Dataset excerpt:
(begin)

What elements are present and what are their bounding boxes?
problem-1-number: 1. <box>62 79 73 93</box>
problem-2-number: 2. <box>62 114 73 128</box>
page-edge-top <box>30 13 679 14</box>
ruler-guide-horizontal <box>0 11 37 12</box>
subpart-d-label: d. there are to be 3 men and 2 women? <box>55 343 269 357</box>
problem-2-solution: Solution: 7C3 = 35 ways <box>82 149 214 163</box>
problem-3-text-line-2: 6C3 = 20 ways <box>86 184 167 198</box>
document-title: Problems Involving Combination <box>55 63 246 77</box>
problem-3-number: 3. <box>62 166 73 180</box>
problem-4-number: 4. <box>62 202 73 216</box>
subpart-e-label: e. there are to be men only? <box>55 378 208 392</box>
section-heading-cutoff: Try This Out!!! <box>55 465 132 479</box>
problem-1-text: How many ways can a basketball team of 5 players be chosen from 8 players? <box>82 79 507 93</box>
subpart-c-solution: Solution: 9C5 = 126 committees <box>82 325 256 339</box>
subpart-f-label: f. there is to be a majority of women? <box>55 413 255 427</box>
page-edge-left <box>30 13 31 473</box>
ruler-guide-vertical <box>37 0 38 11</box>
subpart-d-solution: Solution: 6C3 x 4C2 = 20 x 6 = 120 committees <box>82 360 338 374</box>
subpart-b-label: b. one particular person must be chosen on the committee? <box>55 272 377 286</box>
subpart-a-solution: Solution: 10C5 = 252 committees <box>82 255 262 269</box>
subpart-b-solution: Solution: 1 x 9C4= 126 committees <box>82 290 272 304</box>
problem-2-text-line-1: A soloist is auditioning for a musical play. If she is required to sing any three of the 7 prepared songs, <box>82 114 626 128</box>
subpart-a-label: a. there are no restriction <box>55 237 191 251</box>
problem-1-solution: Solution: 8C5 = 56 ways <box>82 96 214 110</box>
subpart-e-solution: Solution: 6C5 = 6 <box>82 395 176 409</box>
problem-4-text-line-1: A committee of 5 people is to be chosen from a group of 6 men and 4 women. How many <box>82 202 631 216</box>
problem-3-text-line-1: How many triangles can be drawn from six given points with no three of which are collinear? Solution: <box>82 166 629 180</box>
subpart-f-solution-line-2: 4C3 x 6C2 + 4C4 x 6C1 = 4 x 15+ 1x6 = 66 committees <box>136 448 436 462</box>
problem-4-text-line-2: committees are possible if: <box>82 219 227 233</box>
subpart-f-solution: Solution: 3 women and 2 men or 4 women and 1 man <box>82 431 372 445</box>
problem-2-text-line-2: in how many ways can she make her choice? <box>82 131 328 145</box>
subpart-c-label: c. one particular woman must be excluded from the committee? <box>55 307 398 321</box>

(end)

GOAL OF THE EXERCISE -
Copy the whole listing above line for line, changing nothing.

COMPLETED TASK -
What elements are present and what are their bounding boxes?
problem-1-number: 1. <box>62 79 73 93</box>
problem-2-number: 2. <box>62 114 73 128</box>
page-edge-top <box>30 13 679 14</box>
ruler-guide-horizontal <box>0 11 37 12</box>
subpart-d-label: d. there are to be 3 men and 2 women? <box>55 343 269 357</box>
problem-2-solution: Solution: 7C3 = 35 ways <box>82 149 214 163</box>
problem-3-text-line-2: 6C3 = 20 ways <box>86 184 167 198</box>
document-title: Problems Involving Combination <box>55 63 246 77</box>
problem-3-number: 3. <box>62 166 73 180</box>
problem-4-number: 4. <box>62 202 73 216</box>
subpart-e-label: e. there are to be men only? <box>55 378 208 392</box>
section-heading-cutoff: Try This Out!!! <box>55 465 132 479</box>
problem-1-text: How many ways can a basketball team of 5 players be chosen from 8 players? <box>82 79 507 93</box>
subpart-c-solution: Solution: 9C5 = 126 committees <box>82 325 256 339</box>
subpart-f-label: f. there is to be a majority of women? <box>55 413 255 427</box>
page-edge-left <box>30 13 31 473</box>
ruler-guide-vertical <box>37 0 38 11</box>
subpart-d-solution: Solution: 6C3 x 4C2 = 20 x 6 = 120 committees <box>82 360 338 374</box>
subpart-b-label: b. one particular person must be chosen on the committee? <box>55 272 377 286</box>
subpart-a-solution: Solution: 10C5 = 252 committees <box>82 255 262 269</box>
subpart-b-solution: Solution: 1 x 9C4= 126 committees <box>82 290 272 304</box>
problem-2-text-line-1: A soloist is auditioning for a musical play. If she is required to sing any three of the 7 prepared songs, <box>82 114 626 128</box>
subpart-a-label: a. there are no restriction <box>55 237 191 251</box>
problem-1-solution: Solution: 8C5 = 56 ways <box>82 96 214 110</box>
subpart-e-solution: Solution: 6C5 = 6 <box>82 395 176 409</box>
problem-4-text-line-1: A committee of 5 people is to be chosen from a group of 6 men and 4 women. How many <box>82 202 631 216</box>
problem-3-text-line-1: How many triangles can be drawn from six given points with no three of which are collinear? Solution: <box>82 166 629 180</box>
subpart-f-solution-line-2: 4C3 x 6C2 + 4C4 x 6C1 = 4 x 15+ 1x6 = 66 committees <box>136 448 436 462</box>
problem-4-text-line-2: committees are possible if: <box>82 219 227 233</box>
subpart-f-solution: Solution: 3 women and 2 men or 4 women and 1 man <box>82 431 372 445</box>
problem-2-text-line-2: in how many ways can she make her choice? <box>82 131 328 145</box>
subpart-c-label: c. one particular woman must be excluded from the committee? <box>55 307 398 321</box>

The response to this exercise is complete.